Given instruction: Print each of the rows below word for word, and leave the pictures out.

Part of a data file:

______

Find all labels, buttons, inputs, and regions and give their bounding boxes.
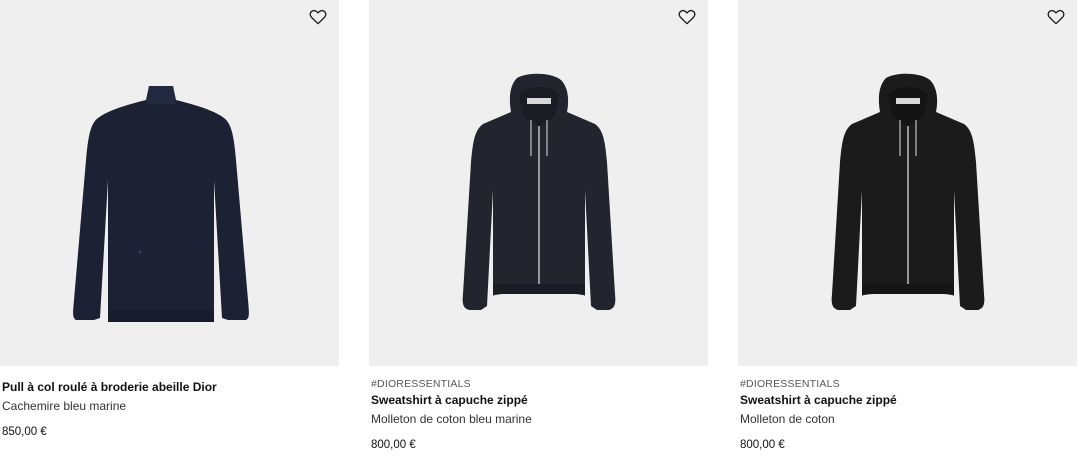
product-name[interactable]: Sweatshirt à capuche zippé — [371, 393, 528, 407]
product-image[interactable] — [0, 0, 339, 366]
product-price: 800,00 € — [740, 439, 785, 451]
product-name[interactable]: Pull à col roulé à broderie abeille Dior — [2, 380, 217, 394]
zip-hoodie-image — [462, 73, 616, 311]
zip-hoodie-image — [831, 73, 985, 311]
product-card[interactable]: #DIORESSENTIALS Sweatshirt à capuche zip… — [369, 0, 708, 456]
product-price: 800,00 € — [371, 439, 416, 451]
product-image[interactable] — [369, 0, 708, 366]
collection-tag: #DIORESSENTIALS — [740, 378, 840, 390]
heart-outline-icon[interactable] — [1047, 9, 1065, 25]
product-material: Molleton de coton bleu marine — [371, 412, 532, 426]
product-card[interactable]: Pull à col roulé à broderie abeille Dior… — [0, 0, 339, 456]
product-price: 850,00 € — [2, 426, 47, 438]
product-name[interactable]: Sweatshirt à capuche zippé — [740, 393, 897, 407]
product-card[interactable]: #DIORESSENTIALS Sweatshirt à capuche zip… — [738, 0, 1077, 456]
turtleneck-sweater-image — [73, 86, 249, 322]
heart-outline-icon[interactable] — [309, 9, 327, 25]
collection-tag: #DIORESSENTIALS — [371, 378, 471, 390]
heart-outline-icon[interactable] — [678, 9, 696, 25]
product-material: Cachemire bleu marine — [2, 399, 127, 413]
product-image[interactable] — [738, 0, 1077, 366]
product-material: Molleton de coton — [740, 412, 835, 426]
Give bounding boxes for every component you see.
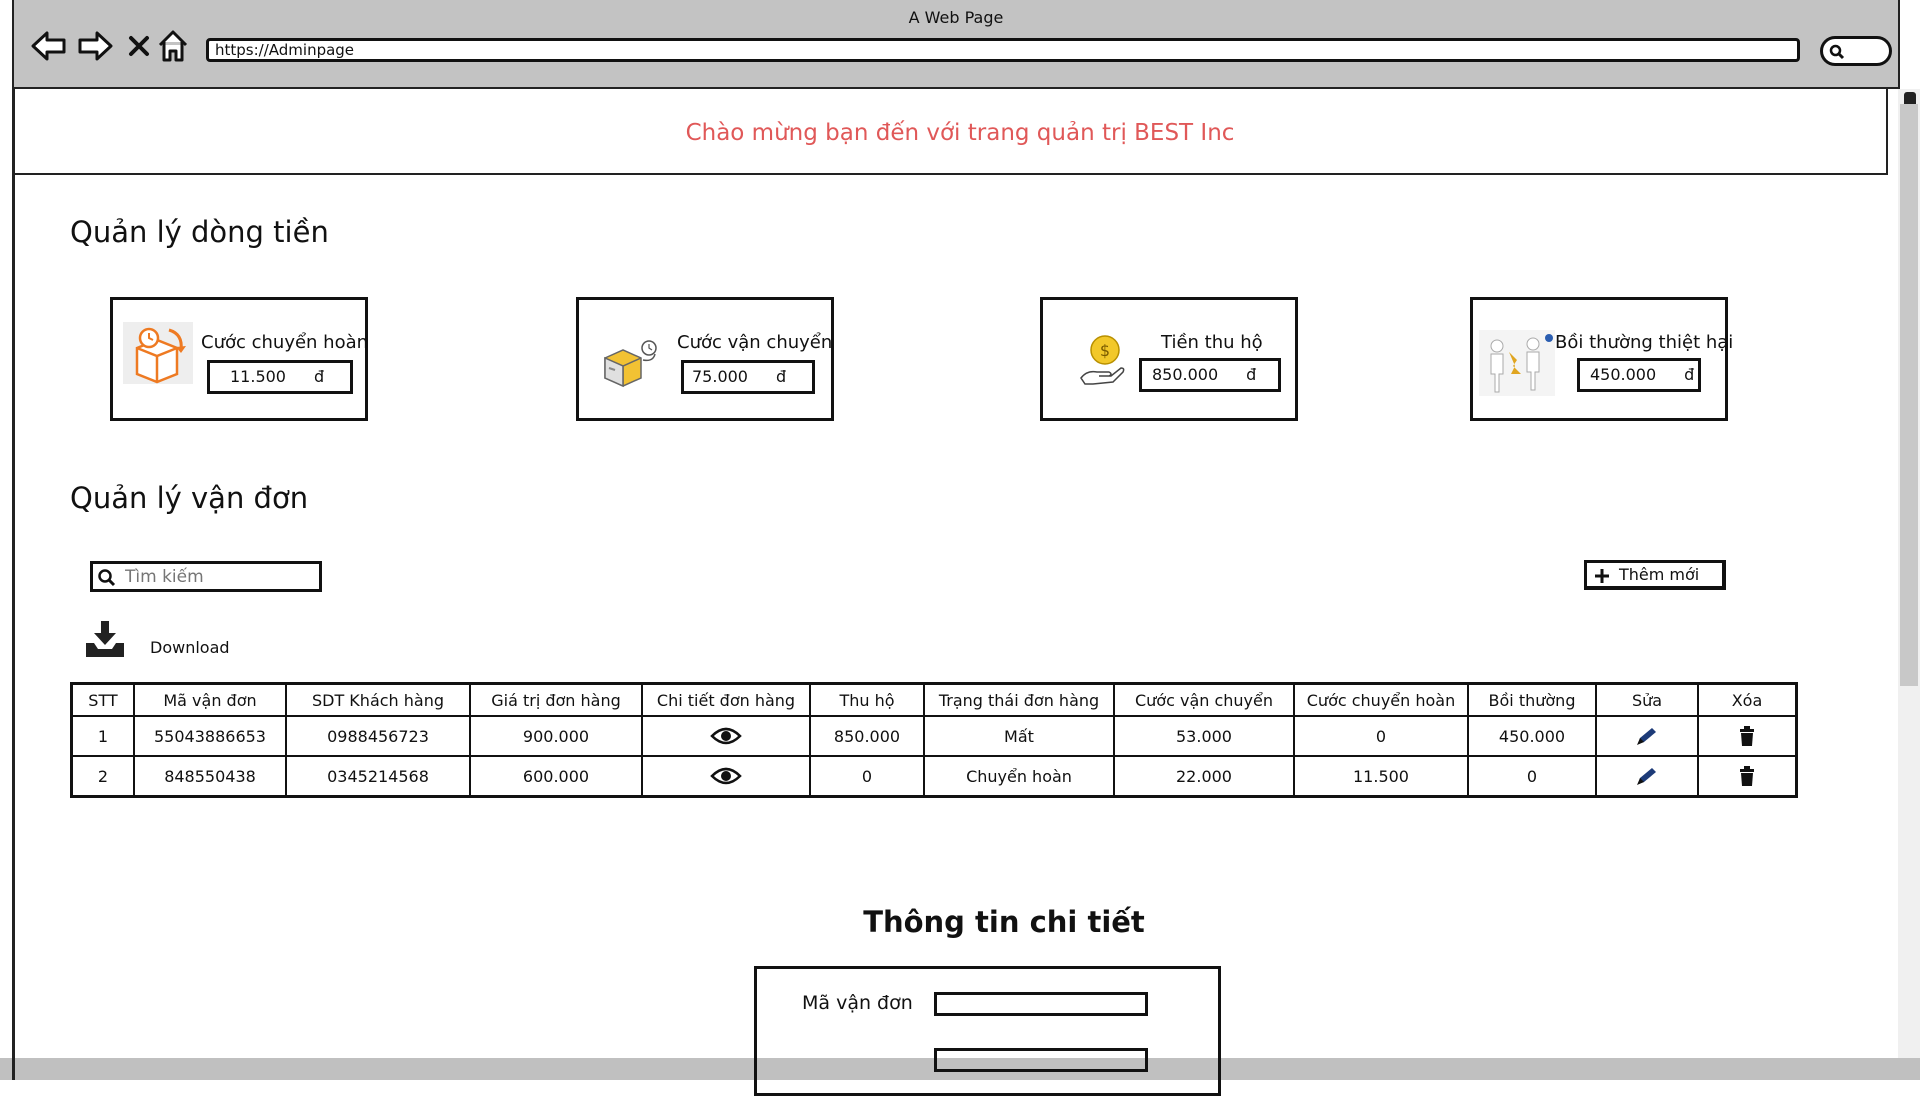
trash-icon[interactable] [1738,726,1756,747]
card-value: 11.500 [230,367,286,386]
col-header: STT [70,682,135,717]
coin-hand-icon: $ [1079,334,1127,390]
card-value-field: 11.500 đ [207,360,353,394]
scrollbar-thumb[interactable] [1900,104,1918,686]
search-icon [1829,44,1845,60]
cell-status: Mất [923,715,1115,757]
return-box-icon [123,322,193,388]
cell-cod: 0 [809,755,925,798]
cell-cod: 850.000 [809,715,925,757]
table-row: 1 55043886653 0988456723 900.000 850.000… [70,715,1798,757]
table-row: 2 848550438 0345214568 600.000 0 Chuyển … [70,755,1798,798]
download-icon[interactable] [84,619,126,663]
card-cod: $ Tiền thu hộ 850.000 đ [1040,297,1298,421]
svg-text:$: $ [1100,341,1110,360]
cell-detail [641,755,811,798]
cell-code: 55043886653 [133,715,287,757]
cell-phone: 0345214568 [285,755,471,798]
detail-heading: Thông tin chi tiết [863,905,1145,939]
add-new-button[interactable]: Thêm mới [1584,560,1726,590]
pencil-icon[interactable] [1634,726,1660,746]
col-header: Xóa [1697,682,1798,717]
browser-search[interactable] [1820,36,1892,66]
plus-icon [1595,569,1609,583]
search-icon [98,569,116,587]
cell-phone: 0988456723 [285,715,471,757]
card-label: Tiền thu hộ [1161,332,1263,353]
cell-value: 600.000 [469,755,643,798]
currency-symbol: đ [1246,365,1257,384]
download-label[interactable]: Download [150,638,230,657]
col-header: Mã vận đơn [133,682,287,717]
col-header: Thu hộ [809,682,925,717]
cell-status: Chuyển hoàn [923,755,1115,798]
card-shipping-fee: Cước vận chuyển 75.000 đ [576,297,834,421]
currency-symbol: đ [1684,365,1695,384]
card-value: 75.000 [692,367,748,386]
col-header: SDT Khách hàng [285,682,471,717]
detail-field-2[interactable] [934,1048,1148,1072]
col-header: Giá trị đơn hàng [469,682,643,717]
card-value-field: 450.000 đ [1577,358,1701,392]
cell-stt: 1 [70,715,135,757]
orders-heading: Quản lý vận đơn [70,481,309,515]
card-value-field: 850.000 đ [1139,358,1281,392]
col-header: Sửa [1595,682,1699,717]
cell-edit [1595,755,1699,798]
add-new-label: Thêm mới [1619,565,1700,584]
col-header: Bồi thường [1467,682,1597,717]
cell-compensation: 0 [1467,755,1597,798]
cell-edit [1595,715,1699,757]
currency-symbol: đ [775,367,787,386]
back-icon[interactable] [30,28,68,64]
cell-delete [1697,755,1798,798]
home-icon[interactable] [154,28,192,64]
cell-stt: 2 [70,755,135,798]
card-label: Cước chuyển hoàn [201,332,369,353]
trash-icon[interactable] [1738,766,1756,787]
col-header: Chi tiết đơn hàng [641,682,811,717]
eye-icon[interactable] [710,766,742,785]
card-compensation: Bồi thường thiệt hại 450.000 đ [1470,297,1733,421]
cell-return-fee: 11.500 [1293,755,1469,798]
shipping-box-icon [601,338,661,392]
search-input[interactable] [123,566,317,588]
welcome-text: Chào mừng bạn đến với trang quản trị BES… [685,120,1235,146]
detail-panel [754,966,1221,1096]
col-header: Cước vận chuyển [1113,682,1295,717]
col-header: Trạng thái đơn hàng [923,682,1115,717]
compensation-people-icon [1479,330,1555,400]
table-header-row: STT Mã vận đơn SDT Khách hàng Giá trị đơ… [70,682,1798,717]
search-box[interactable] [90,561,322,592]
card-value: 450.000 [1590,365,1657,384]
pencil-icon[interactable] [1634,766,1660,786]
card-value-field: 75.000 đ [681,360,815,394]
detail-field-label: Mã vận đơn [802,992,913,1014]
card-value: 850.000 [1152,365,1219,384]
cell-ship-fee: 22.000 [1113,755,1295,798]
browser-chrome: A Web Page https://Adminpage [12,0,1900,89]
eye-icon[interactable] [710,726,742,745]
forward-icon[interactable] [76,28,114,64]
cell-code: 848550438 [133,755,287,798]
browser-title: A Web Page [908,8,1004,27]
cashflow-heading: Quản lý dòng tiền [70,215,329,249]
cell-ship-fee: 53.000 [1113,715,1295,757]
card-return-fee: Cước chuyển hoàn 11.500 đ [110,297,368,421]
col-header: Cước chuyển hoàn [1293,682,1469,717]
address-bar[interactable]: https://Adminpage [206,38,1800,62]
cell-compensation: 450.000 [1467,715,1597,757]
cell-value: 900.000 [469,715,643,757]
card-label: Bồi thường thiệt hại [1555,332,1734,353]
cell-return-fee: 0 [1293,715,1469,757]
cell-delete [1697,715,1798,757]
cell-detail [641,715,811,757]
card-label: Cước vận chuyển [677,332,833,353]
stop-icon[interactable] [120,28,158,64]
order-code-field[interactable] [934,992,1148,1016]
orders-table: STT Mã vận đơn SDT Khách hàng Giá trị đơ… [70,682,1798,798]
currency-symbol: đ [313,367,325,386]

______

Solution:
Find all labels, buttons, inputs, and regions and give their bounding boxes.
product-name[interactable]: Sweatshirt à capuche zippé — [371, 393, 528, 407]
product-image[interactable] — [0, 0, 339, 366]
product-price: 800,00 € — [740, 439, 785, 451]
product-name[interactable]: Pull à col roulé à broderie abeille Dior — [2, 380, 217, 394]
zip-hoodie-image — [462, 73, 616, 311]
zip-hoodie-image — [831, 73, 985, 311]
product-card[interactable]: #DIORESSENTIALS Sweatshirt à capuche zip… — [369, 0, 708, 456]
product-price: 800,00 € — [371, 439, 416, 451]
product-image[interactable] — [369, 0, 708, 366]
collection-tag: #DIORESSENTIALS — [740, 378, 840, 390]
heart-outline-icon[interactable] — [1047, 9, 1065, 25]
product-material: Molleton de coton bleu marine — [371, 412, 532, 426]
product-card[interactable]: Pull à col roulé à broderie abeille Dior… — [0, 0, 339, 456]
product-price: 850,00 € — [2, 426, 47, 438]
product-name[interactable]: Sweatshirt à capuche zippé — [740, 393, 897, 407]
product-card[interactable]: #DIORESSENTIALS Sweatshirt à capuche zip… — [738, 0, 1077, 456]
turtleneck-sweater-image — [73, 86, 249, 322]
heart-outline-icon[interactable] — [309, 9, 327, 25]
collection-tag: #DIORESSENTIALS — [371, 378, 471, 390]
heart-outline-icon[interactable] — [678, 9, 696, 25]
product-material: Cachemire bleu marine — [2, 399, 127, 413]
product-image[interactable] — [738, 0, 1077, 366]
product-material: Molleton de coton — [740, 412, 835, 426]
Give bounding boxes for every component you see.
trash-icon[interactable] [1738,726,1756,747]
card-value: 11.500 [230,367,286,386]
col-header: STT [70,682,135,717]
coin-hand-icon: $ [1079,334,1127,390]
card-value-field: 11.500 đ [207,360,353,394]
scrollbar-thumb[interactable] [1900,104,1918,686]
search-icon [1829,44,1845,60]
cell-status: Mất [923,715,1115,757]
return-box-icon [123,322,193,388]
cell-cod: 0 [809,755,925,798]
cell-cod: 850.000 [809,715,925,757]
table-row: 1 55043886653 0988456723 900.000 850.000… [70,715,1798,757]
table-row: 2 848550438 0345214568 600.000 0 Chuyển … [70,755,1798,798]
download-icon[interactable] [84,619,126,663]
card-cod: $ Tiền thu hộ 850.000 đ [1040,297,1298,421]
svg-text:$: $ [1100,341,1110,360]
cell-detail [641,755,811,798]
cell-code: 55043886653 [133,715,287,757]
cell-phone: 0345214568 [285,755,471,798]
detail-heading: Thông tin chi tiết [863,905,1145,939]
add-new-button[interactable]: Thêm mới [1584,560,1726,590]
pencil-icon[interactable] [1634,726,1660,746]
col-header: Xóa [1697,682,1798,717]
browser-search[interactable] [1820,36,1892,66]
plus-icon [1595,569,1609,583]
search-icon [98,569,116,587]
cell-phone: 0988456723 [285,715,471,757]
card-label: Tiền thu hộ [1161,332,1263,353]
cell-value: 600.000 [469,755,643,798]
currency-symbol: đ [1246,365,1257,384]
download-label[interactable]: Download [150,638,230,657]
col-header: Mã vận đơn [133,682,287,717]
col-header: Thu hộ [809,682,925,717]
cell-status: Chuyển hoàn [923,755,1115,798]
card-shipping-fee: Cước vận chuyển 75.000 đ [576,297,834,421]
currency-symbol: đ [1684,365,1695,384]
card-value: 75.000 [692,367,748,386]
col-header: SDT Khách hàng [285,682,471,717]
detail-field-2[interactable] [934,1048,1148,1072]
col-header: Giá trị đơn hàng [469,682,643,717]
card-value-field: 450.000 đ [1577,358,1701,392]
cell-stt: 1 [70,715,135,757]
orders-heading: Quản lý vận đơn [70,481,309,515]
card-value-field: 850.000 đ [1139,358,1281,392]
col-header: Sửa [1595,682,1699,717]
cell-edit [1595,755,1699,798]
add-new-label: Thêm mới [1619,565,1700,584]
col-header: Bồi thường [1467,682,1597,717]
cell-compensation: 0 [1467,755,1597,798]
cell-edit [1595,715,1699,757]
currency-symbol: đ [775,367,787,386]
back-icon[interactable] [30,28,68,64]
cell-delete [1697,755,1798,798]
home-icon[interactable] [154,28,192,64]
cell-stt: 2 [70,755,135,798]
card-label: Cước chuyển hoàn [201,332,369,353]
trash-icon[interactable] [1738,766,1756,787]
col-header: Chi tiết đơn hàng [641,682,811,717]
eye-icon[interactable] [710,766,742,785]
card-compensation: Bồi thường thiệt hại 450.000 đ [1470,297,1733,421]
cell-return-fee: 11.500 [1293,755,1469,798]
shipping-box-icon [601,338,661,392]
search-input[interactable] [123,566,317,588]
welcome-text: Chào mừng bạn đến với trang quản trị BES… [685,120,1235,146]
detail-panel [754,966,1221,1096]
col-header: Cước vận chuyển [1113,682,1295,717]
col-header: Trạng thái đơn hàng [923,682,1115,717]
compensation-people-icon [1479,330,1555,400]
table-header-row: STT Mã vận đơn SDT Khách hàng Giá trị đơ… [70,682,1798,717]
search-box[interactable] [90,561,322,592]
card-value: 450.000 [1590,365,1657,384]
pencil-icon[interactable] [1634,766,1660,786]
card-value-field: 75.000 đ [681,360,815,394]
detail-field-label: Mã vận đơn [802,992,913,1014]
card-value: 850.000 [1152,365,1219,384]
cell-ship-fee: 22.000 [1113,755,1295,798]
browser-chrome: A Web Page https://Adminpage [12,0,1900,89]
eye-icon[interactable] [710,726,742,745]
forward-icon[interactable] [76,28,114,64]
cell-code: 848550438 [133,755,287,798]
browser-title: A Web Page [908,8,1004,27]
cashflow-heading: Quản lý dòng tiền [70,215,329,249]
cell-ship-fee: 53.000 [1113,715,1295,757]
card-return-fee: Cước chuyển hoàn 11.500 đ [110,297,368,421]
col-header: Cước chuyển hoàn [1293,682,1469,717]
address-bar[interactable]: https://Adminpage [206,38,1800,62]
cell-compensation: 450.000 [1467,715,1597,757]
cell-value: 900.000 [469,715,643,757]
card-label: Bồi thường thiệt hại [1555,332,1734,353]
cell-return-fee: 0 [1293,715,1469,757]
cell-delete [1697,715,1798,757]
cell-detail [641,715,811,757]
card-label: Cước vận chuyển [677,332,833,353]
stop-icon[interactable] [120,28,158,64]
order-code-field[interactable] [934,992,1148,1016]
orders-table: STT Mã vận đơn SDT Khách hàng Giá trị đơ… [70,682,1798,798]
currency-symbol: đ [313,367,325,386]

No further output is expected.